* _What this task involves_
Your task is to copy the listing exactly, with the pictures left out.

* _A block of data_
● ● ● ● ●

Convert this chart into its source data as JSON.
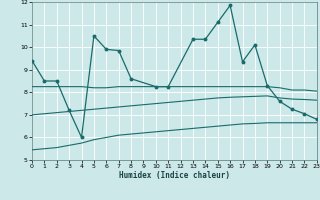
{
  "x": [
    0,
    1,
    2,
    3,
    4,
    5,
    6,
    7,
    8,
    9,
    10,
    11,
    12,
    13,
    14,
    15,
    16,
    17,
    18,
    19,
    20,
    21,
    22,
    23
  ],
  "line_zigzag": [
    9.4,
    8.5,
    8.5,
    7.2,
    6.0,
    10.5,
    9.9,
    9.85,
    8.6,
    8.25,
    8.25,
    10.35,
    10.35,
    11.1,
    11.85,
    9.35,
    10.1,
    8.3,
    7.6,
    7.25,
    7.05,
    6.8
  ],
  "line_zigzag_x": [
    0,
    1,
    2,
    3,
    4,
    5,
    6,
    7,
    8,
    10,
    11,
    13,
    14,
    15,
    16,
    17,
    18,
    19,
    20,
    21,
    22,
    23
  ],
  "line_upper": [
    8.25,
    8.25,
    8.25,
    8.25,
    8.25,
    8.2,
    8.2,
    8.25,
    8.25,
    8.25,
    8.25,
    8.25,
    8.25,
    8.25,
    8.25,
    8.25,
    8.25,
    8.25,
    8.25,
    8.25,
    8.2,
    8.1,
    8.1,
    8.05
  ],
  "line_mid": [
    7.0,
    7.05,
    7.1,
    7.15,
    7.2,
    7.25,
    7.3,
    7.35,
    7.4,
    7.45,
    7.5,
    7.55,
    7.6,
    7.65,
    7.7,
    7.75,
    7.78,
    7.8,
    7.82,
    7.84,
    7.75,
    7.7,
    7.68,
    7.65
  ],
  "line_lower": [
    5.45,
    5.5,
    5.55,
    5.65,
    5.75,
    5.9,
    6.0,
    6.1,
    6.15,
    6.2,
    6.25,
    6.3,
    6.35,
    6.4,
    6.45,
    6.5,
    6.55,
    6.6,
    6.62,
    6.65,
    6.65,
    6.65,
    6.65,
    6.65
  ],
  "bg_color": "#cce8e8",
  "grid_color": "#aacccc",
  "line_color": "#1a6b6b",
  "xlim": [
    0,
    23
  ],
  "ylim": [
    5,
    12
  ],
  "yticks": [
    5,
    6,
    7,
    8,
    9,
    10,
    11,
    12
  ],
  "xticks": [
    0,
    1,
    2,
    3,
    4,
    5,
    6,
    7,
    8,
    9,
    10,
    11,
    12,
    13,
    14,
    15,
    16,
    17,
    18,
    19,
    20,
    21,
    22,
    23
  ],
  "xlabel": "Humidex (Indice chaleur)"
}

● ● ● ● ●

* _Written answer_
Convert this chart into its source data as JSON.
{
  "x": [
    0,
    1,
    2,
    3,
    4,
    5,
    6,
    7,
    8,
    9,
    10,
    11,
    12,
    13,
    14,
    15,
    16,
    17,
    18,
    19,
    20,
    21,
    22,
    23
  ],
  "line_zigzag": [
    9.4,
    8.5,
    8.5,
    7.2,
    6.0,
    10.5,
    9.9,
    9.85,
    8.6,
    8.25,
    8.25,
    10.35,
    10.35,
    11.1,
    11.85,
    9.35,
    10.1,
    8.3,
    7.6,
    7.25,
    7.05,
    6.8
  ],
  "line_zigzag_x": [
    0,
    1,
    2,
    3,
    4,
    5,
    6,
    7,
    8,
    10,
    11,
    13,
    14,
    15,
    16,
    17,
    18,
    19,
    20,
    21,
    22,
    23
  ],
  "line_upper": [
    8.25,
    8.25,
    8.25,
    8.25,
    8.25,
    8.2,
    8.2,
    8.25,
    8.25,
    8.25,
    8.25,
    8.25,
    8.25,
    8.25,
    8.25,
    8.25,
    8.25,
    8.25,
    8.25,
    8.25,
    8.2,
    8.1,
    8.1,
    8.05
  ],
  "line_mid": [
    7.0,
    7.05,
    7.1,
    7.15,
    7.2,
    7.25,
    7.3,
    7.35,
    7.4,
    7.45,
    7.5,
    7.55,
    7.6,
    7.65,
    7.7,
    7.75,
    7.78,
    7.8,
    7.82,
    7.84,
    7.75,
    7.7,
    7.68,
    7.65
  ],
  "line_lower": [
    5.45,
    5.5,
    5.55,
    5.65,
    5.75,
    5.9,
    6.0,
    6.1,
    6.15,
    6.2,
    6.25,
    6.3,
    6.35,
    6.4,
    6.45,
    6.5,
    6.55,
    6.6,
    6.62,
    6.65,
    6.65,
    6.65,
    6.65,
    6.65
  ],
  "bg_color": "#cce8e8",
  "grid_color": "#aacccc",
  "line_color": "#1a6b6b",
  "xlim": [
    0,
    23
  ],
  "ylim": [
    5,
    12
  ],
  "yticks": [
    5,
    6,
    7,
    8,
    9,
    10,
    11,
    12
  ],
  "xticks": [
    0,
    1,
    2,
    3,
    4,
    5,
    6,
    7,
    8,
    9,
    10,
    11,
    12,
    13,
    14,
    15,
    16,
    17,
    18,
    19,
    20,
    21,
    22,
    23
  ],
  "xlabel": "Humidex (Indice chaleur)"
}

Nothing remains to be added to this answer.